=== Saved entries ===
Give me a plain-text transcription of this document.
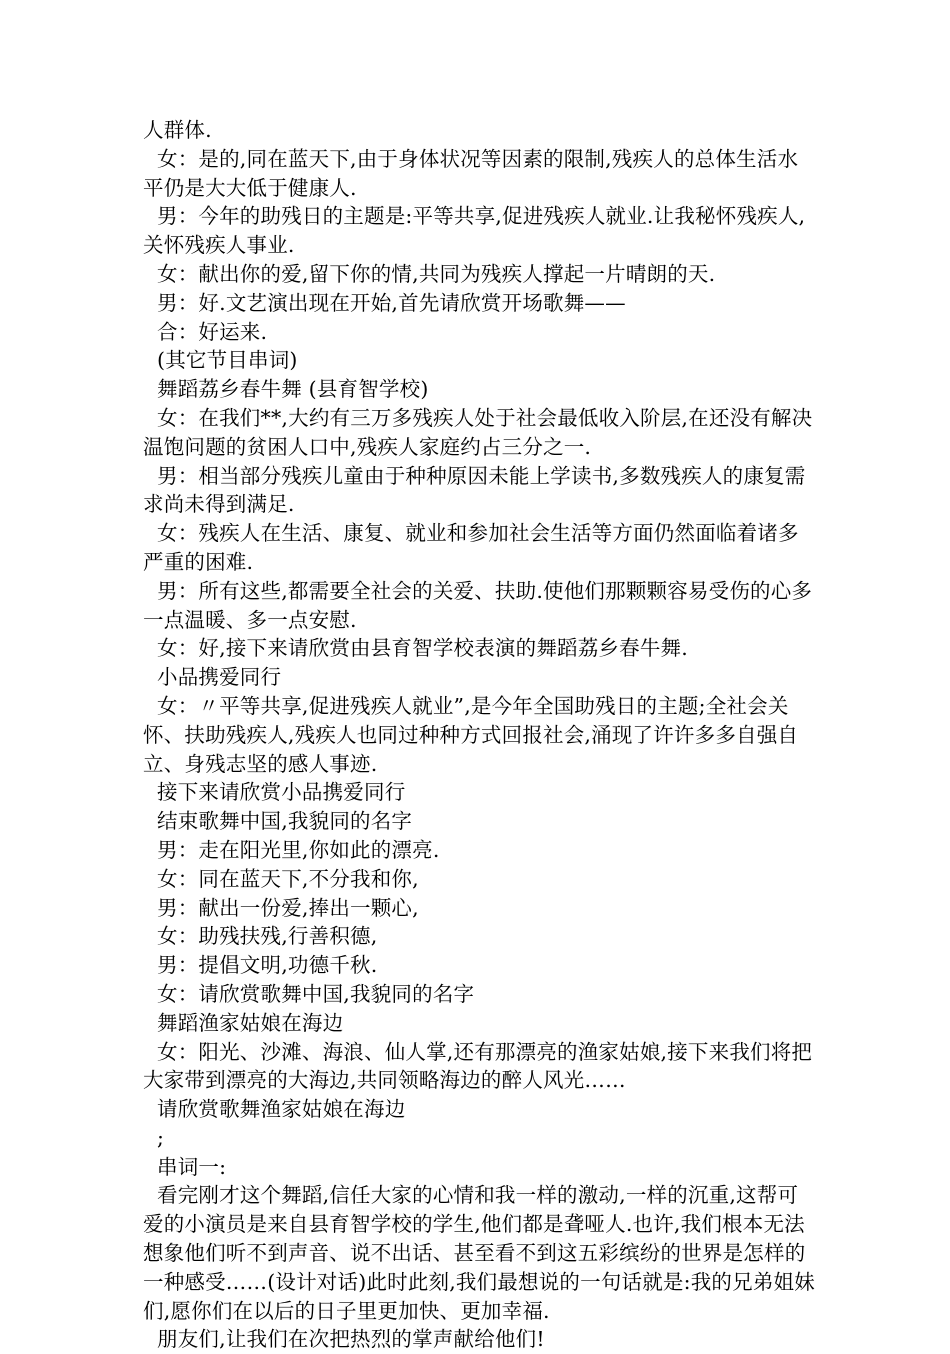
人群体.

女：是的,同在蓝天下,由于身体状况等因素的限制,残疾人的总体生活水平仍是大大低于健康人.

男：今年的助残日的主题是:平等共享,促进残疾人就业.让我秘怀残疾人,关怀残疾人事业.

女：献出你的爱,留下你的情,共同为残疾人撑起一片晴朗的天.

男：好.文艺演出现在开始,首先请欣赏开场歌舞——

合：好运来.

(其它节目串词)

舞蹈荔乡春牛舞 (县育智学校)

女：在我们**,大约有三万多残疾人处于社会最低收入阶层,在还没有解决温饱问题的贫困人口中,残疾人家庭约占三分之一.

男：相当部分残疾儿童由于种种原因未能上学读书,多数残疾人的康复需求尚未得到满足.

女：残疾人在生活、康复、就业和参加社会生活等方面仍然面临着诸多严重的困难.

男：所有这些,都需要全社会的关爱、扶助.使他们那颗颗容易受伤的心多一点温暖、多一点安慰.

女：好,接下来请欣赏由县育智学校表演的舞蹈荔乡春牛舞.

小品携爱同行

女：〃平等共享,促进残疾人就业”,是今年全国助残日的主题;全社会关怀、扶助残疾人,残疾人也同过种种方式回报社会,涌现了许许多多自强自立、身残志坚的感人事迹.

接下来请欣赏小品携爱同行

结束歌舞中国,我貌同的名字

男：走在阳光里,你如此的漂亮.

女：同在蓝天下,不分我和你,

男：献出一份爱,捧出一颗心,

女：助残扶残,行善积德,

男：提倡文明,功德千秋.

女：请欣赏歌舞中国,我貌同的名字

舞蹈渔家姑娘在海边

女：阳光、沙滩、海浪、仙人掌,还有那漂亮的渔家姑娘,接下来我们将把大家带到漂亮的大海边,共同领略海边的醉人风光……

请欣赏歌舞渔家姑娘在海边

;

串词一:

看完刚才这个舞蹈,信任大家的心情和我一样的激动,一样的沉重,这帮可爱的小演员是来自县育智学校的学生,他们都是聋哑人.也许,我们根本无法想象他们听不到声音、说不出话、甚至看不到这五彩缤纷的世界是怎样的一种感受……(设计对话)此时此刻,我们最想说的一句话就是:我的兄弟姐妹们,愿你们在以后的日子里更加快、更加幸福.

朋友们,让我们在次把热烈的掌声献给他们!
--
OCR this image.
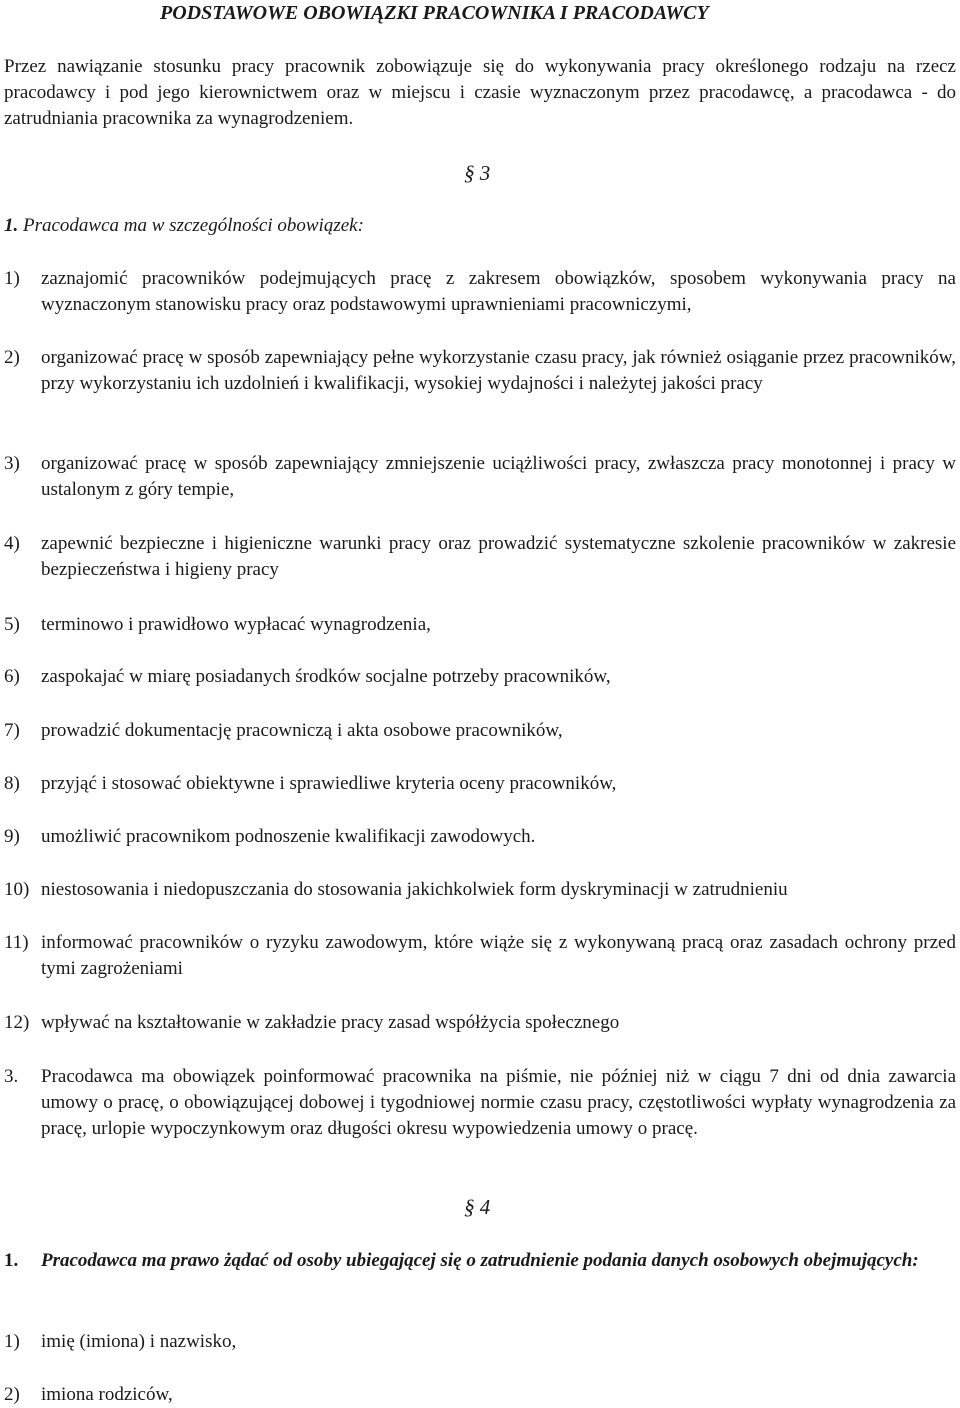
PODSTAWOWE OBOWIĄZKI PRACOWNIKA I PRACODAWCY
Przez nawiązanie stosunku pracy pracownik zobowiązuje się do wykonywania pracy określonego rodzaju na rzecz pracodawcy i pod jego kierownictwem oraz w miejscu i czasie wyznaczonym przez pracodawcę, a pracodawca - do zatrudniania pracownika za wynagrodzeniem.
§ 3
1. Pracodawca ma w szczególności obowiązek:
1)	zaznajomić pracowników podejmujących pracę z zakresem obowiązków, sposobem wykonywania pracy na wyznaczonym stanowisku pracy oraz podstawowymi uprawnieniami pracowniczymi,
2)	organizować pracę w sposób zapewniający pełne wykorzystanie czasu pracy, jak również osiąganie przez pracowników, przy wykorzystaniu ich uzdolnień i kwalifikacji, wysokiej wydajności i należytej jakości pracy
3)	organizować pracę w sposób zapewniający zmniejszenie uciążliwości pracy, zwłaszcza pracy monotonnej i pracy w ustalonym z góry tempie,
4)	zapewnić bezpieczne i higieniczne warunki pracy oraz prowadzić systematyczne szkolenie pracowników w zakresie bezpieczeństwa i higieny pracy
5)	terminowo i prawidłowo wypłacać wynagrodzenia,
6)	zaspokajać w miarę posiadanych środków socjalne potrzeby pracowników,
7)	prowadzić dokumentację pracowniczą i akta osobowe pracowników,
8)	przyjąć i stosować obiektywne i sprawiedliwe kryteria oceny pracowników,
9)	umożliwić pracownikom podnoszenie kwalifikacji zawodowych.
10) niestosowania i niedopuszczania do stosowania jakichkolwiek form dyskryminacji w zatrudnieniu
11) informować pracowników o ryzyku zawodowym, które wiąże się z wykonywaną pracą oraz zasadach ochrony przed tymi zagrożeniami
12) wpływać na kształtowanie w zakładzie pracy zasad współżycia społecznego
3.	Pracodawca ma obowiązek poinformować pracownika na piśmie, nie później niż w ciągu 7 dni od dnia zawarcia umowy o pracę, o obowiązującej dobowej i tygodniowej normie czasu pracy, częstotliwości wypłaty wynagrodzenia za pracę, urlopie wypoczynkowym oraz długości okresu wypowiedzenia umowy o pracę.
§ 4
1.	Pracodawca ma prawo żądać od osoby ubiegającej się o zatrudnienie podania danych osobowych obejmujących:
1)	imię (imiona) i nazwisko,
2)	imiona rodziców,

=== Given instruction ===
Choose all lines containing the string "imiona" and copy them out.

=== Full response ===
1)	imię (imiona) i nazwisko,
2)	imiona rodziców,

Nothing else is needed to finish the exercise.